-- Begin Provided data --

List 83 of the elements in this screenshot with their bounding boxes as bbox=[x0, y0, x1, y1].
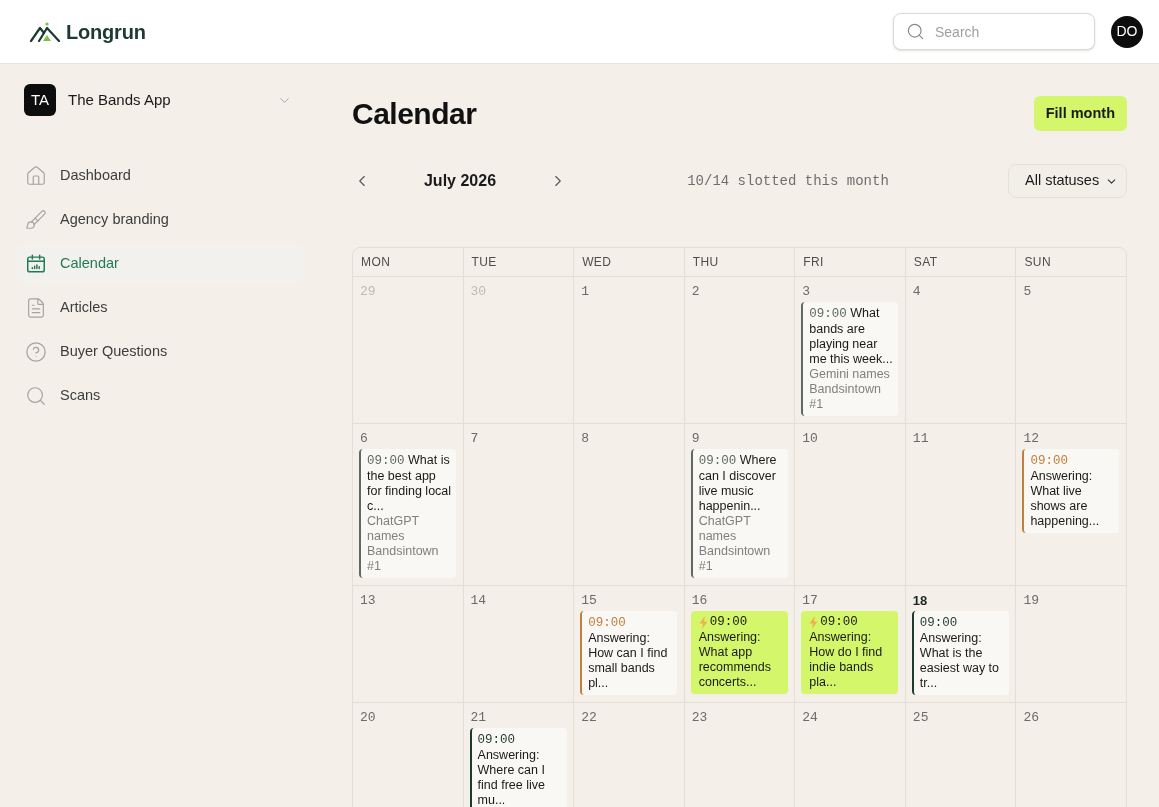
day-number: 20 bbox=[359, 710, 376, 726]
mountain-logo-icon bbox=[30, 21, 60, 42]
event-note: ChatGPT names Bandsintown #1 bbox=[698, 514, 772, 574]
nav-item[interactable]: Scans bbox=[16, 376, 304, 416]
day-number: 9 bbox=[690, 431, 700, 447]
event-title: Answering: How do I find indie bands pla... bbox=[809, 630, 884, 690]
event-heading: 09:00 Where can I discover live music happenin... bbox=[698, 453, 778, 514]
page-title: Calendar bbox=[352, 96, 477, 132]
workspace-initials: TA bbox=[24, 84, 56, 116]
weekday-label: SAT bbox=[905, 248, 1016, 276]
weekday-label: FRI bbox=[795, 248, 905, 276]
home-icon bbox=[25, 165, 47, 187]
weekday-label: THU bbox=[684, 248, 795, 276]
weekday-label: SUN bbox=[1016, 248, 1126, 276]
search-icon bbox=[906, 22, 925, 41]
day-number: 7 bbox=[469, 431, 479, 447]
day-number: 17 bbox=[801, 593, 818, 609]
help-icon bbox=[25, 341, 47, 363]
month-label: July 2026 bbox=[422, 171, 498, 191]
weekday-label: WED bbox=[574, 248, 684, 276]
day-number: 24 bbox=[801, 710, 818, 726]
nav-item[interactable]: Articles bbox=[16, 288, 304, 328]
event-card[interactable]: 09:00 Answering: How do I find indie bands pla... bbox=[801, 611, 899, 694]
event-heading: 09:00 Answering: What is the easiest way to tr... bbox=[919, 615, 1001, 691]
day-number: 4 bbox=[911, 284, 921, 300]
event-card[interactable]: 09:00 What is the best app for finding local c... ChatGPT names Bandsintown #1 bbox=[359, 449, 456, 578]
brush-icon bbox=[25, 209, 47, 231]
lightning-icon bbox=[809, 616, 819, 629]
day-number: 21 bbox=[469, 710, 487, 726]
event-card[interactable]: 09:00 What bands are playing near me this week... Gemini names Bandsintown #1 bbox=[801, 302, 899, 416]
event-card[interactable]: 09:00 Answering: What is the easiest way to tr... bbox=[911, 611, 1009, 695]
day-number: 2 bbox=[690, 284, 700, 300]
event-heading: 09:00 Answering: What live shows are happening... bbox=[1030, 453, 1101, 529]
day-number: 14 bbox=[469, 593, 487, 609]
document-icon bbox=[25, 297, 47, 319]
event-card[interactable]: 09:00 Where can I discover live music happenin... ChatGPT names Bandsintown #1 bbox=[690, 449, 788, 578]
event-heading: 09:00 Answering: Where can I find free live mu... bbox=[477, 732, 546, 807]
day-number: 3 bbox=[801, 284, 811, 300]
status-filter[interactable]: All statuses bbox=[1008, 164, 1127, 198]
search-field[interactable]: Search bbox=[893, 13, 1095, 50]
day-number: 15 bbox=[580, 593, 597, 609]
nav-item[interactable]: Calendar bbox=[16, 244, 304, 284]
day-number: 12 bbox=[1022, 431, 1040, 447]
day-number: 16 bbox=[690, 593, 708, 609]
event-note: ChatGPT names Bandsintown #1 bbox=[367, 514, 440, 574]
slotted-summary: 10/14 slotted this month bbox=[687, 171, 889, 191]
lightning-icon bbox=[698, 616, 708, 629]
search-icon bbox=[25, 385, 47, 407]
event-card[interactable]: 09:00 Answering: What live shows are happening... bbox=[1022, 449, 1120, 533]
workspace-selector[interactable]: TA The Bands App bbox=[16, 84, 304, 116]
day-number: 26 bbox=[1022, 710, 1040, 726]
event-time: 09:00 bbox=[709, 615, 748, 630]
brand-name: Longrun bbox=[66, 19, 146, 45]
nav-item[interactable]: Agency branding bbox=[16, 200, 304, 240]
event-heading: 09:00 What is the best app for finding local c... bbox=[367, 453, 452, 514]
day-number: 8 bbox=[580, 431, 589, 447]
calendar-icon bbox=[25, 253, 47, 275]
event-heading: 09:00 What bands are playing near me this week... bbox=[809, 306, 894, 367]
weekday-label: MON bbox=[353, 248, 463, 276]
event-heading: 09:00 Answering: How can I find small bands pl... bbox=[588, 615, 669, 691]
day-number: 10 bbox=[801, 431, 818, 447]
day-number: 1 bbox=[580, 284, 589, 300]
nav-item[interactable]: Dashboard bbox=[16, 156, 304, 196]
day-number: 23 bbox=[690, 710, 708, 726]
event-card[interactable]: 09:00 Answering: What app recommends concerts... bbox=[690, 611, 788, 694]
day-number: 11 bbox=[911, 431, 929, 447]
weekday-label: TUE bbox=[463, 248, 574, 276]
event-title: Answering: What app recommends concerts... bbox=[698, 630, 772, 690]
event-note: Gemini names Bandsintown #1 bbox=[809, 367, 891, 412]
day-number: 22 bbox=[580, 710, 597, 726]
day-number: 6 bbox=[359, 431, 368, 447]
day-number: 18 bbox=[911, 593, 928, 609]
day-number: 19 bbox=[1022, 593, 1040, 609]
day-number: 25 bbox=[911, 710, 929, 726]
event-card[interactable]: 09:00 Answering: Where can I find free live mu... bbox=[469, 728, 567, 807]
fill-month-button[interactable]: Fill month bbox=[1033, 96, 1127, 131]
day-number: 5 bbox=[1022, 284, 1032, 300]
user-avatar[interactable]: DO bbox=[1111, 15, 1143, 48]
event-time: 09:00 bbox=[820, 615, 858, 630]
day-number: 13 bbox=[359, 593, 376, 609]
event-card[interactable]: 09:00 Answering: How can I find small bands pl... bbox=[580, 611, 678, 695]
nav-item[interactable]: Buyer Questions bbox=[16, 332, 304, 372]
workspace-name: The Bands App bbox=[68, 89, 171, 110]
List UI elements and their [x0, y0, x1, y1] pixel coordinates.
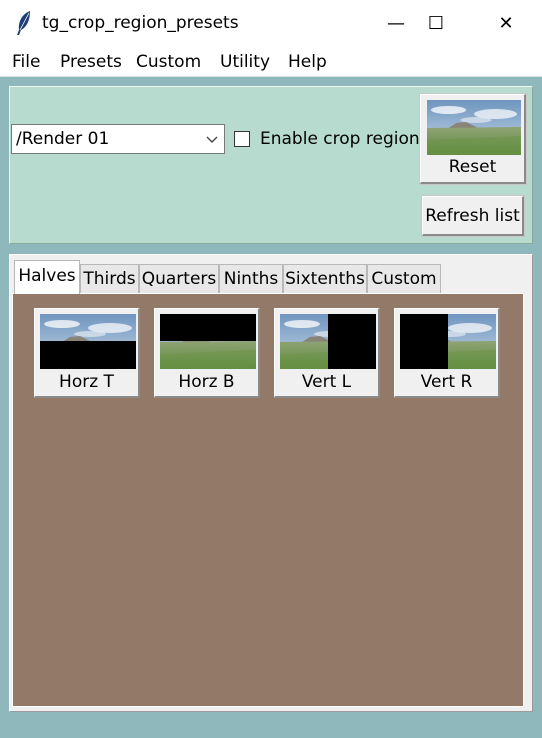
landscape-thumbnail	[427, 100, 521, 155]
render-select-value: /Render 01	[16, 129, 110, 149]
tab-halves[interactable]: Halves	[14, 260, 80, 294]
menu-bar: File Presets Custom Utility Help	[0, 48, 542, 77]
menu-help[interactable]: Help	[288, 52, 327, 72]
render-select[interactable]: /Render 01	[11, 124, 225, 154]
feather-icon	[14, 10, 34, 36]
preset-label: Horz B	[178, 372, 235, 392]
refresh-list-button[interactable]: Refresh list	[421, 195, 525, 237]
enable-crop-checkbox[interactable]	[234, 131, 250, 147]
preset-vert-r-button[interactable]: Vert R	[394, 308, 500, 398]
preset-vert-l-button[interactable]: Vert L	[274, 308, 380, 398]
menu-utility[interactable]: Utility	[220, 52, 270, 72]
crop-bottom-thumbnail	[160, 314, 256, 369]
reset-label: Reset	[448, 157, 497, 177]
menu-file[interactable]: File	[12, 52, 40, 72]
menu-presets[interactable]: Presets	[60, 52, 122, 72]
maximize-button[interactable]: ☐	[406, 0, 466, 48]
chevron-down-icon[interactable]	[206, 133, 218, 145]
enable-crop-label[interactable]: Enable crop region	[260, 129, 420, 149]
window-title: tg_crop_region_presets	[42, 13, 239, 33]
preset-horz-t-button[interactable]: Horz T	[34, 308, 140, 398]
crop-top-thumbnail	[40, 314, 136, 369]
tab-ninths[interactable]: Ninths	[219, 264, 283, 293]
preset-label: Vert R	[420, 372, 473, 392]
preset-label: Horz T	[59, 372, 114, 392]
crop-right-thumbnail	[400, 314, 496, 369]
close-button[interactable]: ✕	[476, 0, 536, 48]
crop-left-thumbnail	[280, 314, 376, 369]
reset-button[interactable]: Reset	[419, 93, 527, 185]
preset-horz-b-button[interactable]: Horz B	[154, 308, 260, 398]
tab-quarters[interactable]: Quarters	[139, 264, 219, 293]
tab-custom[interactable]: Custom	[367, 264, 441, 293]
tab-sixtenths[interactable]: Sixtenths	[283, 264, 367, 293]
title-bar: tg_crop_region_presets — ☐ ✕	[0, 0, 542, 48]
preset-label: Vert L	[301, 372, 352, 392]
tab-thirds[interactable]: Thirds	[80, 264, 139, 293]
menu-custom[interactable]: Custom	[136, 52, 201, 72]
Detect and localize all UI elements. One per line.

-- End Provided data --

Goal of the exercise –
Starting with the line that contains "day-number: 20 bbox=[359, 710, 376, 726]" and going on through the line that contains "nav-item[interactable]: Articles bbox=[16, 288, 304, 328]", rename "weekday-label" to "day-header". Return only those lines, with nothing else changed.

Response to this task –
day-number: 20 bbox=[359, 710, 376, 726]
mountain-logo-icon bbox=[30, 21, 60, 42]
event-note: ChatGPT names Bandsintown #1 bbox=[698, 514, 772, 574]
nav-item[interactable]: Scans bbox=[16, 376, 304, 416]
day-number: 9 bbox=[690, 431, 700, 447]
event-title: Answering: How do I find indie bands pla... bbox=[809, 630, 884, 690]
event-heading: 09:00 Where can I discover live music happenin... bbox=[698, 453, 778, 514]
page-title: Calendar bbox=[352, 96, 477, 132]
workspace-initials: TA bbox=[24, 84, 56, 116]
day-header: SAT bbox=[905, 248, 1016, 276]
day-header: FRI bbox=[795, 248, 905, 276]
home-icon bbox=[25, 165, 47, 187]
day-header: THU bbox=[684, 248, 795, 276]
day-header: SUN bbox=[1016, 248, 1126, 276]
search-icon bbox=[906, 22, 925, 41]
day-number: 7 bbox=[469, 431, 479, 447]
day-number: 17 bbox=[801, 593, 818, 609]
help-icon bbox=[25, 341, 47, 363]
month-label: July 2026 bbox=[422, 171, 498, 191]
day-header: WED bbox=[574, 248, 684, 276]
day-number: 24 bbox=[801, 710, 818, 726]
nav-item[interactable]: Articles bbox=[16, 288, 304, 328]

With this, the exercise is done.